Aim | Check each line of the records below and collect those that include the word "with".

(Data records)
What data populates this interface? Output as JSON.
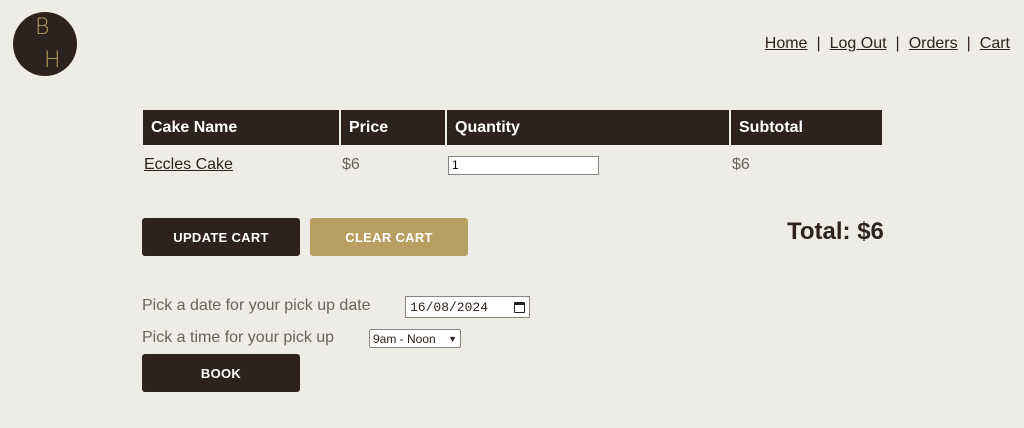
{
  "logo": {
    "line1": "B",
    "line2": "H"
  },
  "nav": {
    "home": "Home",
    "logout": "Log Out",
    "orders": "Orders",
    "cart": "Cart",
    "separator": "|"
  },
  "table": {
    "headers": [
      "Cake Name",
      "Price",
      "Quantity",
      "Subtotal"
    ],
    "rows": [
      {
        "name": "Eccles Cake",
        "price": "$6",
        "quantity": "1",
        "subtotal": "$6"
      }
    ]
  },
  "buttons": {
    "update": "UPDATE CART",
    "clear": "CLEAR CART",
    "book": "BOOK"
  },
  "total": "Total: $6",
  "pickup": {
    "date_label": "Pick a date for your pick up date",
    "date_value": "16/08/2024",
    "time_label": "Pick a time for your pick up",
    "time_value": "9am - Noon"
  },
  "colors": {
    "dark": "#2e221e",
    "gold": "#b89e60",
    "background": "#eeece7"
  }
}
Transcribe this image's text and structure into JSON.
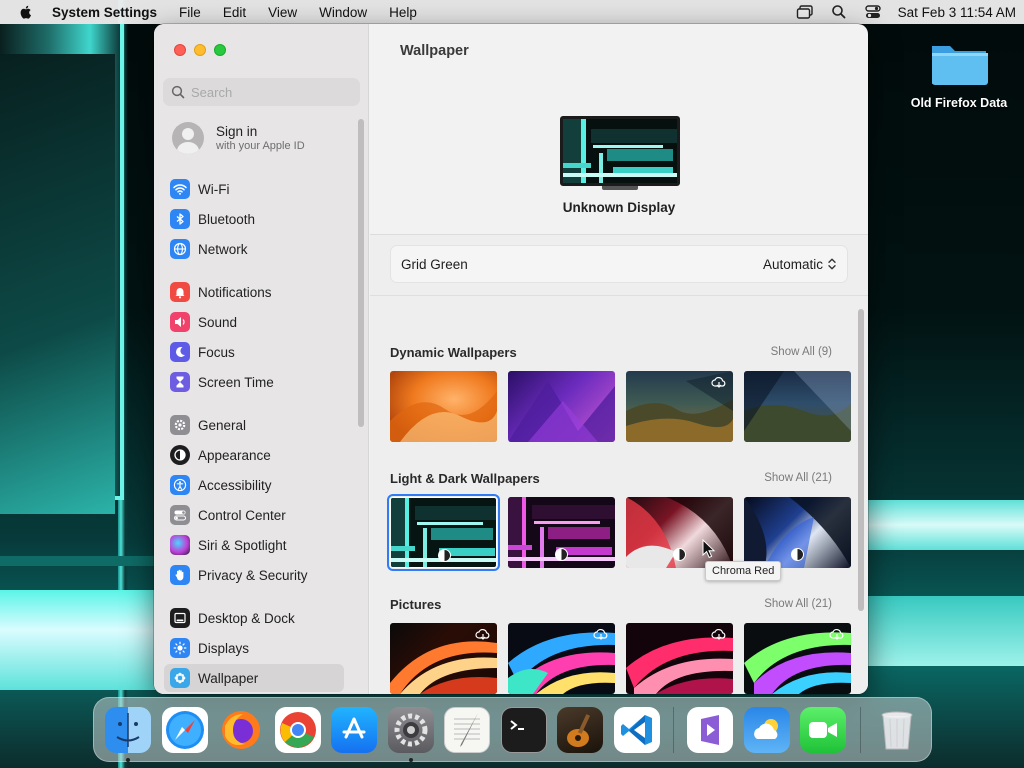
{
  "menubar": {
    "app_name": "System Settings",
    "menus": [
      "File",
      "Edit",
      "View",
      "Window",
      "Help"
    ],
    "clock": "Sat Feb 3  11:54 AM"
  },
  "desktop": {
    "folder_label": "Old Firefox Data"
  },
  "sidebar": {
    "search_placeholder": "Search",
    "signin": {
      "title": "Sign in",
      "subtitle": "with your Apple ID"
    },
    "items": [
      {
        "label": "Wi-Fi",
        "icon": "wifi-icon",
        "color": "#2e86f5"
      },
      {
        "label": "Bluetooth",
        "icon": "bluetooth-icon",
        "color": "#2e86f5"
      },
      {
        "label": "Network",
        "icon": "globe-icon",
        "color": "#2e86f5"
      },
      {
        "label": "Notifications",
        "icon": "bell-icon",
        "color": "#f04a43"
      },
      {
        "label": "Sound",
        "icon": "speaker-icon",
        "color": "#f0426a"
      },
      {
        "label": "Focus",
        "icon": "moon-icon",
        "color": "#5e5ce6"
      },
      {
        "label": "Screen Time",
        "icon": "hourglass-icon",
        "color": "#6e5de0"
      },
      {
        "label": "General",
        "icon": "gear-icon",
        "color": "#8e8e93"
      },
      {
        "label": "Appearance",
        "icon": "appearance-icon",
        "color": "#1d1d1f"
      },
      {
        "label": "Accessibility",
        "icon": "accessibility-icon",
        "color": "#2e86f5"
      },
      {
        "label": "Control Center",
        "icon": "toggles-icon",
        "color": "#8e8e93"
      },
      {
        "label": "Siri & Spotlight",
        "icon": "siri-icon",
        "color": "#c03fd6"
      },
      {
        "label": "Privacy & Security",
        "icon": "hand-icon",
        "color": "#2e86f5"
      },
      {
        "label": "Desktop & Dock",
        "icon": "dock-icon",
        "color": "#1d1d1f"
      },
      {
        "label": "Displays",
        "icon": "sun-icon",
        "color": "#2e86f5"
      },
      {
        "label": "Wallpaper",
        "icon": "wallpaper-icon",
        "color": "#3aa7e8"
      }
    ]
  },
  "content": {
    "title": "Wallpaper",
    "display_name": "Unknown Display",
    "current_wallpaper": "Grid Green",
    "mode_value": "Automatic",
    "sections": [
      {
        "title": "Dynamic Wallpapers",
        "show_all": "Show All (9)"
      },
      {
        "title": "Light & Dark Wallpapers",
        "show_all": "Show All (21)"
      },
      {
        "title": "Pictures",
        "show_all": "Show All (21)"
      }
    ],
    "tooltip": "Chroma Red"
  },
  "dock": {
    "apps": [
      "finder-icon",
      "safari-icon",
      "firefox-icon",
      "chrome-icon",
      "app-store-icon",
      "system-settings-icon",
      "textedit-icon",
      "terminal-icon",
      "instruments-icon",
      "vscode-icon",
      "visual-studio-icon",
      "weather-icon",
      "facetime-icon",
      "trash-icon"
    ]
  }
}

==

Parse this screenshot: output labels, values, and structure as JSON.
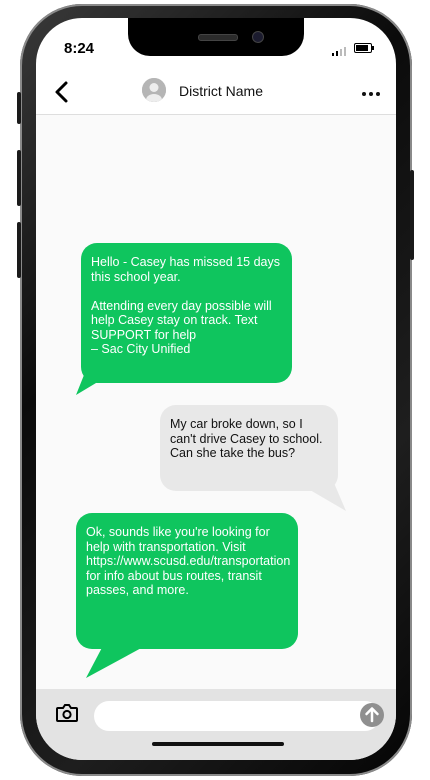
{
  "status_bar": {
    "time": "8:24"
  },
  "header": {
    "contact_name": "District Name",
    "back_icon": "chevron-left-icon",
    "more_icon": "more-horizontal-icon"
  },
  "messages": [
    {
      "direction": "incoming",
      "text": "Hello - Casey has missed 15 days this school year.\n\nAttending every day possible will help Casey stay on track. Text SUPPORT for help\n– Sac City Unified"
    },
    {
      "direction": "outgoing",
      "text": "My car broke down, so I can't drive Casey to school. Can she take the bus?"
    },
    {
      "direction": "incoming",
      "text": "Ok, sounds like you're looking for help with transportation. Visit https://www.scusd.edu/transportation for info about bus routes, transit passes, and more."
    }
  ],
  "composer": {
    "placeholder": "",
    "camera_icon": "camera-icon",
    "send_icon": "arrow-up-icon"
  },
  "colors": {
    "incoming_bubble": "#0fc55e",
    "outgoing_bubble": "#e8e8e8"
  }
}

Task answer |
      "subtitle": "with your Apple ID"
      "text": "Ok, sounds like you're looking for help with transportation. Visit https://www.scusd.edu/transportation for info about bus routes, transit passes, and more."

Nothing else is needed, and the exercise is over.